■ **GIVEN INSTRUCTION**:
Locate the string "value" in the records below. Copy every line where it occurs.

■ **MATERIAL PROVIDED**:
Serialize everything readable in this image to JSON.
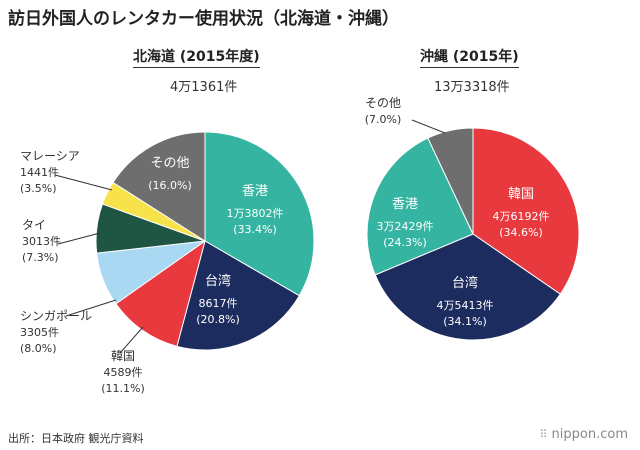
{
  "title": "訪日外国人のレンタカー使用状況（北海道・沖縄）",
  "source": "出所：日本政府 観光庁資料",
  "brand": "nippon.com",
  "colors": {
    "hongkong": "#35b5a1",
    "taiwan": "#1d2c5e",
    "korea": "#e8393f",
    "singapore": "#a8d8f2",
    "thailand": "#1f5543",
    "malaysia": "#f8e24a",
    "other": "#6e6e6e"
  },
  "chart_data": [
    {
      "type": "pie",
      "title": "北海道 (2015年度)",
      "total": "4万1361件",
      "start": "12 o'clock",
      "direction": "clockwise",
      "slices": [
        {
          "name": "香港",
          "count": "1万3802件",
          "pct_label": "(33.4%)",
          "value": 33.4,
          "color_key": "hongkong",
          "label_pos": "inside"
        },
        {
          "name": "台湾",
          "count": "8617件",
          "pct_label": "(20.8%)",
          "value": 20.8,
          "color_key": "taiwan",
          "label_pos": "inside"
        },
        {
          "name": "韓国",
          "count": "4589件",
          "pct_label": "(11.1%)",
          "value": 11.1,
          "color_key": "korea",
          "label_pos": "outside"
        },
        {
          "name": "シンガポール",
          "count": "3305件",
          "pct_label": "(8.0%)",
          "value": 8.0,
          "color_key": "singapore",
          "label_pos": "outside"
        },
        {
          "name": "タイ",
          "count": "3013件",
          "pct_label": "(7.3%)",
          "value": 7.3,
          "color_key": "thailand",
          "label_pos": "outside"
        },
        {
          "name": "マレーシア",
          "count": "1441件",
          "pct_label": "(3.5%)",
          "value": 3.5,
          "color_key": "malaysia",
          "label_pos": "outside"
        },
        {
          "name": "その他",
          "count": "",
          "pct_label": "(16.0%)",
          "value": 16.0,
          "color_key": "other",
          "label_pos": "inside"
        }
      ]
    },
    {
      "type": "pie",
      "title": "沖縄 (2015年)",
      "total": "13万3318件",
      "start": "12 o'clock",
      "direction": "clockwise",
      "slices": [
        {
          "name": "韓国",
          "count": "4万6192件",
          "pct_label": "(34.6%)",
          "value": 34.6,
          "color_key": "korea",
          "label_pos": "inside"
        },
        {
          "name": "台湾",
          "count": "4万5413件",
          "pct_label": "(34.1%)",
          "value": 34.1,
          "color_key": "taiwan",
          "label_pos": "inside"
        },
        {
          "name": "香港",
          "count": "3万2429件",
          "pct_label": "(24.3%)",
          "value": 24.3,
          "color_key": "hongkong",
          "label_pos": "inside"
        },
        {
          "name": "その他",
          "count": "",
          "pct_label": "(7.0%)",
          "value": 7.0,
          "color_key": "other",
          "label_pos": "outside"
        }
      ]
    }
  ]
}
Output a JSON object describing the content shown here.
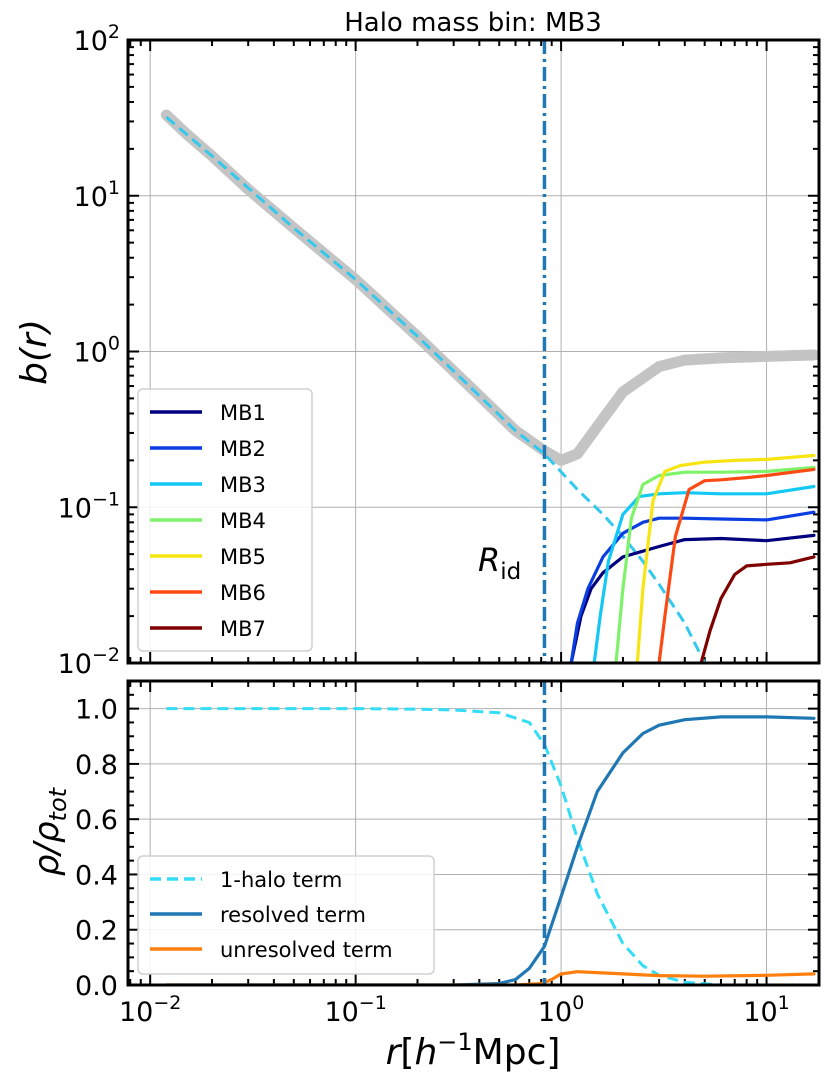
{
  "chart_data": [
    {
      "panel": "top",
      "type": "line",
      "title": "Halo mass bin: MB3",
      "ylabel": "b(r)",
      "xlabel": "",
      "xscale": "log",
      "yscale": "log",
      "xlim": [
        0.0078,
        18
      ],
      "ylim": [
        0.01,
        100
      ],
      "x_ticks": [
        "10^{-2}",
        "10^{-1}",
        "10^{0}",
        "10^{1}"
      ],
      "y_ticks": [
        "10^{-2}",
        "10^{-1}",
        "10^{0}",
        "10^{1}",
        "10^{2}"
      ],
      "grid": true,
      "legend_position": "lower-left",
      "vline": {
        "x": 0.83,
        "label": "R_id",
        "color": "#1f77b4"
      },
      "series": [
        {
          "name": "",
          "color": "#c4c4c4",
          "style": "thick",
          "x": [
            0.012,
            0.015,
            0.02,
            0.03,
            0.05,
            0.1,
            0.2,
            0.4,
            0.6,
            0.83,
            1.0,
            1.2,
            1.5,
            2.0,
            3.0,
            4.0,
            6.0,
            10.0,
            17.0
          ],
          "y": [
            33,
            25,
            18,
            11,
            6.2,
            2.9,
            1.25,
            0.52,
            0.31,
            0.23,
            0.2,
            0.22,
            0.33,
            0.55,
            0.8,
            0.88,
            0.91,
            0.93,
            0.95
          ]
        },
        {
          "name": "",
          "color": "#33c8ee",
          "style": "dashed",
          "x": [
            0.012,
            0.02,
            0.05,
            0.1,
            0.2,
            0.4,
            0.6,
            0.83,
            1.2,
            1.6,
            2.0,
            2.5,
            3.0,
            4.0,
            5.0
          ],
          "y": [
            32,
            18,
            6.2,
            2.9,
            1.25,
            0.52,
            0.31,
            0.22,
            0.13,
            0.09,
            0.065,
            0.045,
            0.032,
            0.018,
            0.01
          ]
        },
        {
          "name": "MB1",
          "color": "#00007f",
          "x": [
            1.12,
            1.25,
            1.4,
            1.6,
            2.0,
            3.0,
            4.0,
            6.0,
            10.0,
            17.0
          ],
          "y": [
            0.01,
            0.02,
            0.03,
            0.038,
            0.048,
            0.056,
            0.062,
            0.063,
            0.061,
            0.066
          ]
        },
        {
          "name": "MB2",
          "color": "#0a3ee0",
          "x": [
            1.12,
            1.2,
            1.35,
            1.6,
            2.0,
            2.5,
            3.0,
            4.0,
            6.0,
            10.0,
            17.0
          ],
          "y": [
            0.01,
            0.018,
            0.03,
            0.048,
            0.068,
            0.08,
            0.085,
            0.085,
            0.084,
            0.083,
            0.093
          ]
        },
        {
          "name": "MB3",
          "color": "#12c8f5",
          "x": [
            1.45,
            1.55,
            1.7,
            2.0,
            2.4,
            3.0,
            4.0,
            6.0,
            10.0,
            17.0
          ],
          "y": [
            0.01,
            0.02,
            0.045,
            0.09,
            0.117,
            0.122,
            0.124,
            0.122,
            0.122,
            0.136
          ]
        },
        {
          "name": "MB4",
          "color": "#7ef36a",
          "x": [
            1.85,
            2.0,
            2.2,
            2.5,
            3.0,
            4.0,
            6.0,
            10.0,
            17.0
          ],
          "y": [
            0.01,
            0.03,
            0.085,
            0.14,
            0.16,
            0.168,
            0.168,
            0.17,
            0.18
          ]
        },
        {
          "name": "MB5",
          "color": "#f6e511",
          "x": [
            2.35,
            2.5,
            2.8,
            3.2,
            3.8,
            5.0,
            7.0,
            10.0,
            17.0
          ],
          "y": [
            0.01,
            0.03,
            0.11,
            0.17,
            0.185,
            0.195,
            0.2,
            0.203,
            0.215
          ]
        },
        {
          "name": "MB6",
          "color": "#fc4a14",
          "x": [
            3.0,
            3.2,
            3.6,
            4.2,
            5.0,
            6.0,
            8.0,
            10.0,
            17.0
          ],
          "y": [
            0.01,
            0.02,
            0.065,
            0.13,
            0.148,
            0.15,
            0.155,
            0.16,
            0.175
          ]
        },
        {
          "name": "MB7",
          "color": "#7f0000",
          "x": [
            4.8,
            5.3,
            6.0,
            7.0,
            8.0,
            10.0,
            13.0,
            17.0
          ],
          "y": [
            0.01,
            0.016,
            0.026,
            0.037,
            0.042,
            0.043,
            0.044,
            0.048
          ]
        }
      ]
    },
    {
      "panel": "bottom",
      "type": "line",
      "title": "",
      "xlabel": "r[h^{-1}Mpc]",
      "ylabel": "ρ/ρ_tot",
      "xscale": "log",
      "xlim": [
        0.0078,
        18
      ],
      "ylim": [
        0.0,
        1.1
      ],
      "x_ticks": [
        "10^{-2}",
        "10^{-1}",
        "10^{0}",
        "10^{1}"
      ],
      "y_ticks": [
        "0.0",
        "0.2",
        "0.4",
        "0.6",
        "0.8",
        "1.0"
      ],
      "grid": true,
      "legend_position": "lower-left",
      "vline": {
        "x": 0.83,
        "color": "#1f77b4"
      },
      "series": [
        {
          "name": "1-halo term",
          "color": "#33ddf5",
          "style": "dashed",
          "x": [
            0.012,
            0.05,
            0.1,
            0.2,
            0.3,
            0.5,
            0.7,
            0.83,
            1.0,
            1.2,
            1.5,
            2.0,
            2.5,
            3.0,
            4.0,
            6.0,
            10.0,
            17.0
          ],
          "y": [
            1.0,
            1.0,
            1.0,
            0.998,
            0.995,
            0.985,
            0.95,
            0.87,
            0.72,
            0.53,
            0.33,
            0.15,
            0.07,
            0.035,
            0.01,
            0.0,
            0.0,
            0.0
          ]
        },
        {
          "name": "resolved term",
          "color": "#1f77b4",
          "style": "solid",
          "x": [
            0.012,
            0.1,
            0.3,
            0.5,
            0.6,
            0.7,
            0.83,
            1.0,
            1.2,
            1.5,
            2.0,
            2.5,
            3.0,
            4.0,
            6.0,
            10.0,
            17.0
          ],
          "y": [
            0.0,
            0.0,
            0.0,
            0.005,
            0.02,
            0.06,
            0.14,
            0.32,
            0.5,
            0.7,
            0.84,
            0.91,
            0.94,
            0.96,
            0.97,
            0.97,
            0.965
          ]
        },
        {
          "name": "unresolved term",
          "color": "#ff7f0e",
          "style": "solid",
          "x": [
            0.012,
            0.3,
            0.6,
            0.8,
            0.9,
            1.0,
            1.2,
            1.5,
            2.0,
            3.0,
            5.0,
            10.0,
            17.0
          ],
          "y": [
            0.0,
            0.0,
            0.0,
            0.005,
            0.02,
            0.04,
            0.048,
            0.045,
            0.04,
            0.034,
            0.032,
            0.035,
            0.04
          ]
        }
      ]
    }
  ]
}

■ **EXERCISE RESULT**:
          "value": 33.4,
          "value": 20.8,
          "value": 11.1,
          "value": 8.0,
          "value": 7.3,
          "value": 3.5,
          "value": 16.0,
          "value": 34.6,
          "value": 34.1,
          "value": 24.3,
          "value": 7.0,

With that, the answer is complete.